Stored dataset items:
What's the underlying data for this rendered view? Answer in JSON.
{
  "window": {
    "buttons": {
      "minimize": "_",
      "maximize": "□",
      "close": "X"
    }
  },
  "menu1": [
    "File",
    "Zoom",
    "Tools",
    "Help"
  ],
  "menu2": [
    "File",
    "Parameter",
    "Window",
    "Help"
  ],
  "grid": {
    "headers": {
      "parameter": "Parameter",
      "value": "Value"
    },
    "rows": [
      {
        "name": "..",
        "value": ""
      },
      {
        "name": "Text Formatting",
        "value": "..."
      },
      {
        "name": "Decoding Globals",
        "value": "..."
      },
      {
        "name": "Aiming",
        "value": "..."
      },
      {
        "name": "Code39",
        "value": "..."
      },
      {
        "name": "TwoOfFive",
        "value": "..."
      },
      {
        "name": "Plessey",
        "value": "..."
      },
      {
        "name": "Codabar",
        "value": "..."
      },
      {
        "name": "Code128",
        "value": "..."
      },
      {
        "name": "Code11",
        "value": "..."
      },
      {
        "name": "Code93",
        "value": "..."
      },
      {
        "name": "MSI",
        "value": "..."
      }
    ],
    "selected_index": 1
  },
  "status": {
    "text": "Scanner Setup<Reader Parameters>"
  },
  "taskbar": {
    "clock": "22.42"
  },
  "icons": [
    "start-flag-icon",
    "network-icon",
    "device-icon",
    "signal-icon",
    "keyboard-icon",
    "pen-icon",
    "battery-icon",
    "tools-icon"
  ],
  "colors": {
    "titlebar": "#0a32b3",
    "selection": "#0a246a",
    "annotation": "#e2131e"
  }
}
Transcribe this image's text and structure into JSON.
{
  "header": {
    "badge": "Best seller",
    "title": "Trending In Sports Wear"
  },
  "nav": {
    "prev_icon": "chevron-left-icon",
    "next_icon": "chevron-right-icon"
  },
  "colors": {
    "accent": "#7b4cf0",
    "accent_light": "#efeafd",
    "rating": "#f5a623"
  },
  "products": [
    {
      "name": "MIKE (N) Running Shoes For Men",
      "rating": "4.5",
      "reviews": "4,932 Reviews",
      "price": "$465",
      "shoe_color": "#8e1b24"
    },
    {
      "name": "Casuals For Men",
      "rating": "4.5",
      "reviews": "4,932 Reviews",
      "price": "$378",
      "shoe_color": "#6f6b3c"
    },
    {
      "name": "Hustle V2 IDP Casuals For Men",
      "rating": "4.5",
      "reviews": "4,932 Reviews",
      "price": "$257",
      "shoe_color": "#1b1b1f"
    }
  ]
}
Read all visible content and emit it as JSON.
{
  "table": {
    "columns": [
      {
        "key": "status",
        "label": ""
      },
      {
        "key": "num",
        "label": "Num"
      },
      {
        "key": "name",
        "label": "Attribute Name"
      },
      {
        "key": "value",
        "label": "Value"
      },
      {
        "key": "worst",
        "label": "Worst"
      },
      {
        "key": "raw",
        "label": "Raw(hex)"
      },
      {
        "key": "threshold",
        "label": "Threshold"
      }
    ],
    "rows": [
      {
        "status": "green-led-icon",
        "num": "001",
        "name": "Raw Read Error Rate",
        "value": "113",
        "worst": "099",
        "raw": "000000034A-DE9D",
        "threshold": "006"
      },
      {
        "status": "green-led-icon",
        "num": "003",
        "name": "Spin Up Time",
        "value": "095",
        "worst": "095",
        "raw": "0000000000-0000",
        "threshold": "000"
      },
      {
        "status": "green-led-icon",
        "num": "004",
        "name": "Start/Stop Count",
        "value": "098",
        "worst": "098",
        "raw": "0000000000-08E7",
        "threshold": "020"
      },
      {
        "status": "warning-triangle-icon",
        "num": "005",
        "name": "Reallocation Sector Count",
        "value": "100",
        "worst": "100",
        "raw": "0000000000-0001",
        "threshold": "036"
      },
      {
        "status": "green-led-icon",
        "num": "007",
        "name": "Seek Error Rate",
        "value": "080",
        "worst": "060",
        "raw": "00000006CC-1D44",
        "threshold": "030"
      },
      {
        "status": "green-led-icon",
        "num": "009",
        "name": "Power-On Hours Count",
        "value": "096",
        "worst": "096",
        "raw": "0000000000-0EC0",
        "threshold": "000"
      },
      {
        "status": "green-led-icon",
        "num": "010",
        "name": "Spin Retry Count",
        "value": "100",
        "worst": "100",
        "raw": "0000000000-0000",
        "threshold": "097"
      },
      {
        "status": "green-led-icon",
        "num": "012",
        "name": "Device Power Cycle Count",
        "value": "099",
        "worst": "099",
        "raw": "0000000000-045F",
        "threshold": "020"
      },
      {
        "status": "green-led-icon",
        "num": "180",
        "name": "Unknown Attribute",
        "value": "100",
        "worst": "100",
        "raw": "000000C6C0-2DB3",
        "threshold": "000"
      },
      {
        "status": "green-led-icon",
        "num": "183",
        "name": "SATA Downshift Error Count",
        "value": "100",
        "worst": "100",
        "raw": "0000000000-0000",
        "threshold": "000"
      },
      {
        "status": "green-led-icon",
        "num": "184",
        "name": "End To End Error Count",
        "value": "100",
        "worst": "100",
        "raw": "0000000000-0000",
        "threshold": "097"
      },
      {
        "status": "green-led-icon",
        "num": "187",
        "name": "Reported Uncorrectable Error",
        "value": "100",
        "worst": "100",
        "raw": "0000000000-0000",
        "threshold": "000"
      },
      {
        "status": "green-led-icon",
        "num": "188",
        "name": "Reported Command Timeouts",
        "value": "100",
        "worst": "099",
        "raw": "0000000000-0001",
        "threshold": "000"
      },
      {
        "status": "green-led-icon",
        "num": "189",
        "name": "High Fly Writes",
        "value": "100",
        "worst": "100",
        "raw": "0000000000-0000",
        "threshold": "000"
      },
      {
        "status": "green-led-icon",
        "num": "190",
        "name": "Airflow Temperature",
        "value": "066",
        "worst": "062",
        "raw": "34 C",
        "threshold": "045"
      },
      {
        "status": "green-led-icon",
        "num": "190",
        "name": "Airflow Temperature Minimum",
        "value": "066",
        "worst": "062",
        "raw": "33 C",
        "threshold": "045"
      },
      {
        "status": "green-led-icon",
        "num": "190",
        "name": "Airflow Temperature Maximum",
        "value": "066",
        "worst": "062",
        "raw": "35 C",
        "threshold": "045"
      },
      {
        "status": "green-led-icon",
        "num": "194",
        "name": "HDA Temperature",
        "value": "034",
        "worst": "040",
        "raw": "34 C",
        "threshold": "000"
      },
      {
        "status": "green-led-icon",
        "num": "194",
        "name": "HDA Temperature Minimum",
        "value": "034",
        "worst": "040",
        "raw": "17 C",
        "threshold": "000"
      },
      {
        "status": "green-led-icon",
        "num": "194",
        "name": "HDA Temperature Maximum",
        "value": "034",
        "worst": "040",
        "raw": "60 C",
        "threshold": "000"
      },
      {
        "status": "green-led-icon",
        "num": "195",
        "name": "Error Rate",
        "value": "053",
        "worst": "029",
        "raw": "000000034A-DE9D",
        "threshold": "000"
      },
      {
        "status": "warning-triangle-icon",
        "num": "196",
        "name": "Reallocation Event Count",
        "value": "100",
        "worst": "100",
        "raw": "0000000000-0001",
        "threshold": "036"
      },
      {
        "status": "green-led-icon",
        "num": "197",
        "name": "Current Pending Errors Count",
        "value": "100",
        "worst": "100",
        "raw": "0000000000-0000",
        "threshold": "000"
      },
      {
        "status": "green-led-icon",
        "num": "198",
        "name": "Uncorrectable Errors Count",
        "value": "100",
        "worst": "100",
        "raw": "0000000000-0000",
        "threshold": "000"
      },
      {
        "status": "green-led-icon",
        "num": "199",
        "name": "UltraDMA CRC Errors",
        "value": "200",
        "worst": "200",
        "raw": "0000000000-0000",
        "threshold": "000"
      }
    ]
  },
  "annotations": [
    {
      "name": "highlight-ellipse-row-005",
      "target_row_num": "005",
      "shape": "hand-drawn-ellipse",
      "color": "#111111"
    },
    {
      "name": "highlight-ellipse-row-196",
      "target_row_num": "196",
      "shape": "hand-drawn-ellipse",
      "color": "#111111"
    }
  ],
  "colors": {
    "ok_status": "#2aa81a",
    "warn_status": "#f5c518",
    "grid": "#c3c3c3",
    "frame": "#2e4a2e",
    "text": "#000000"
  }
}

◆ **Do this**
From the listing above, collect each line in which the string "Attribute" appears.

◆ **Written reply**
        "label": "Attribute Name"
        "name": "Unknown Attribute",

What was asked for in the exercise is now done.